Return the complete listing that follows, with each line reproduced exactly.

+ + + + +

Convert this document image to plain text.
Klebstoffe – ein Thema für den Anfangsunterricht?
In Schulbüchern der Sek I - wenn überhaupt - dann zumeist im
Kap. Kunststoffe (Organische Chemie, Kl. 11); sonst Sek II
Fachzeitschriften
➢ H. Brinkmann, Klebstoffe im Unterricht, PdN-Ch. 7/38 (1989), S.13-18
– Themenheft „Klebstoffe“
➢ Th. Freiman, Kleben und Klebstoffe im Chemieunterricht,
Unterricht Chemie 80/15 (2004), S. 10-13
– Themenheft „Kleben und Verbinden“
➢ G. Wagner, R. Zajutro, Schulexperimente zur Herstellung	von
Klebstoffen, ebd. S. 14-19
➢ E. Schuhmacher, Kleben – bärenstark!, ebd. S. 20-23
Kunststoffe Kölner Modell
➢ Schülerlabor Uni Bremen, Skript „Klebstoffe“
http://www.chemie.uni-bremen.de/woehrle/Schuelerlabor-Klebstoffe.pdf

+ + + + +

- _The result_
Convert this document image to plain text.
Klebstoffe – ein Thema für den Anfangsunterricht?
In Schulbüchern der Sek I - wenn überhaupt - dann zumeist im
Kap. Kunststoffe (Organische Chemie, Kl. 11); sonst Sek II
Fachzeitschriften
➢ H. Brinkmann, Klebstoffe im Unterricht, PdN-Ch. 7/38 (1989), S.13-18
– Themenheft „Klebstoffe“
➢ Th. Freiman, Kleben und Klebstoffe im Chemieunterricht,
Unterricht Chemie 80/15 (2004), S. 10-13
– Themenheft „Kleben und Verbinden“
➢ G. Wagner, R. Zajutro, Schulexperimente zur Herstellung	von
Klebstoffen, ebd. S. 14-19
➢ E. Schuhmacher, Kleben – bärenstark!, ebd. S. 20-23
Kunststoffe Kölner Modell
➢ Schülerlabor Uni Bremen, Skript „Klebstoffe“
http://www.chemie.uni-bremen.de/woehrle/Schuelerlabor-Klebstoffe.pdf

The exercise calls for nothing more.